» Task to carry out:
Retype each entry below, keeping every character the same.

» Given data:

■ ■ ■

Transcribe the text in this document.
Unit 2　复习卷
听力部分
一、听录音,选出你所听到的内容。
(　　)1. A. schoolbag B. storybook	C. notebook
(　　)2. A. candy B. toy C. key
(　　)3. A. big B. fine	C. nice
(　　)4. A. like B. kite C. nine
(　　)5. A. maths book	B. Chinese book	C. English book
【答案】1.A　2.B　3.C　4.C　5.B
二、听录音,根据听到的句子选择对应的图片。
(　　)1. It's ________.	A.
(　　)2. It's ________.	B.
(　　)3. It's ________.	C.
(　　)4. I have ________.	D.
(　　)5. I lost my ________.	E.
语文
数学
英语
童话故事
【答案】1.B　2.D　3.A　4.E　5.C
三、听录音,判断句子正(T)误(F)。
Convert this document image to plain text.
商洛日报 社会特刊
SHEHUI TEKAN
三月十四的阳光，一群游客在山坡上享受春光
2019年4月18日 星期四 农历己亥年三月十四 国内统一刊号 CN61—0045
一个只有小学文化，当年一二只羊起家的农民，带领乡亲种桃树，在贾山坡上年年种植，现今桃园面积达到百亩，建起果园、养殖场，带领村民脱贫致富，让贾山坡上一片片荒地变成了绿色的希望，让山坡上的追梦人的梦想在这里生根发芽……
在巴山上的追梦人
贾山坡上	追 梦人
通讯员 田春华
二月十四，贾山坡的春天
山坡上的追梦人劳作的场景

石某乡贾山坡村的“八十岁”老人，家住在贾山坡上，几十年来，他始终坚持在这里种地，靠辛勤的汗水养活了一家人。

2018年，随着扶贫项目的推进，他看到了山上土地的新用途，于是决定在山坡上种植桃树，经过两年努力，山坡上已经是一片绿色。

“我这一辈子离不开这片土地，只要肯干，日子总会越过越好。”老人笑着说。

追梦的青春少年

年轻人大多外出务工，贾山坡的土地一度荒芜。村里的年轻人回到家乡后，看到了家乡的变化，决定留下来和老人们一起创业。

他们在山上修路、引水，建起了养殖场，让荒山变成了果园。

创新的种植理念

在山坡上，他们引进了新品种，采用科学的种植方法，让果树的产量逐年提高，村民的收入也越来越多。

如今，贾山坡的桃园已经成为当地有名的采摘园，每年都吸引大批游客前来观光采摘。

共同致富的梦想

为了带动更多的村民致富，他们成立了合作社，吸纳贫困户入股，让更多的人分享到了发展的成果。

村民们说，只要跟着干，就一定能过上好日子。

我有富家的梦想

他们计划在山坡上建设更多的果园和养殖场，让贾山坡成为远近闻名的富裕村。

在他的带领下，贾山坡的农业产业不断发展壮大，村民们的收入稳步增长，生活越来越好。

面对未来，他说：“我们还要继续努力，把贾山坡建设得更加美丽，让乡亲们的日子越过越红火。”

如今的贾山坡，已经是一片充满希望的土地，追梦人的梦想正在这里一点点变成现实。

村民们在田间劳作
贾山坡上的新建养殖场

■ ■ ■

» Solution to the exercise:
Transcribe the text in this document.
Unit 2　复习卷
听力部分
一、听录音,选出你所听到的内容。
(　　)1. A. schoolbag B. storybook	C. notebook
(　　)2. A. candy B. toy C. key
(　　)3. A. big B. fine	C. nice
(　　)4. A. like B. kite C. nine
(　　)5. A. maths book	B. Chinese book	C. English book
【答案】1.A　2.B　3.C　4.C　5.B
二、听录音,根据听到的句子选择对应的图片。
(　　)1. It's ________.	A.
(　　)2. It's ________.	B.
(　　)3. It's ________.	C.
(　　)4. I have ________.	D.
(　　)5. I lost my ________.	E.
语文
数学
英语
童话故事
【答案】1.B　2.D　3.A　4.E　5.C
三、听录音,判断句子正(T)误(F)。
Convert this document image to plain text.
商洛日报 社会特刊
SHEHUI TEKAN
三月十四的阳光，一群游客在山坡上享受春光
2019年4月18日 星期四 农历己亥年三月十四 国内统一刊号 CN61—0045
一个只有小学文化，当年一二只羊起家的农民，带领乡亲种桃树，在贾山坡上年年种植，现今桃园面积达到百亩，建起果园、养殖场，带领村民脱贫致富，让贾山坡上一片片荒地变成了绿色的希望，让山坡上的追梦人的梦想在这里生根发芽……
在巴山上的追梦人
贾山坡上	追 梦人
通讯员 田春华
二月十四，贾山坡的春天
山坡上的追梦人劳作的场景

石某乡贾山坡村的“八十岁”老人，家住在贾山坡上，几十年来，他始终坚持在这里种地，靠辛勤的汗水养活了一家人。

2018年，随着扶贫项目的推进，他看到了山上土地的新用途，于是决定在山坡上种植桃树，经过两年努力，山坡上已经是一片绿色。

“我这一辈子离不开这片土地，只要肯干，日子总会越过越好。”老人笑着说。

追梦的青春少年

年轻人大多外出务工，贾山坡的土地一度荒芜。村里的年轻人回到家乡后，看到了家乡的变化，决定留下来和老人们一起创业。

他们在山上修路、引水，建起了养殖场，让荒山变成了果园。

创新的种植理念

在山坡上，他们引进了新品种，采用科学的种植方法，让果树的产量逐年提高，村民的收入也越来越多。

如今，贾山坡的桃园已经成为当地有名的采摘园，每年都吸引大批游客前来观光采摘。

共同致富的梦想

为了带动更多的村民致富，他们成立了合作社，吸纳贫困户入股，让更多的人分享到了发展的成果。

村民们说，只要跟着干，就一定能过上好日子。

我有富家的梦想

他们计划在山坡上建设更多的果园和养殖场，让贾山坡成为远近闻名的富裕村。

在他的带领下，贾山坡的农业产业不断发展壮大，村民们的收入稳步增长，生活越来越好。

面对未来，他说：“我们还要继续努力，把贾山坡建设得更加美丽，让乡亲们的日子越过越红火。”

如今的贾山坡，已经是一片充满希望的土地，追梦人的梦想正在这里一点点变成现实。

村民们在田间劳作
贾山坡上的新建养殖场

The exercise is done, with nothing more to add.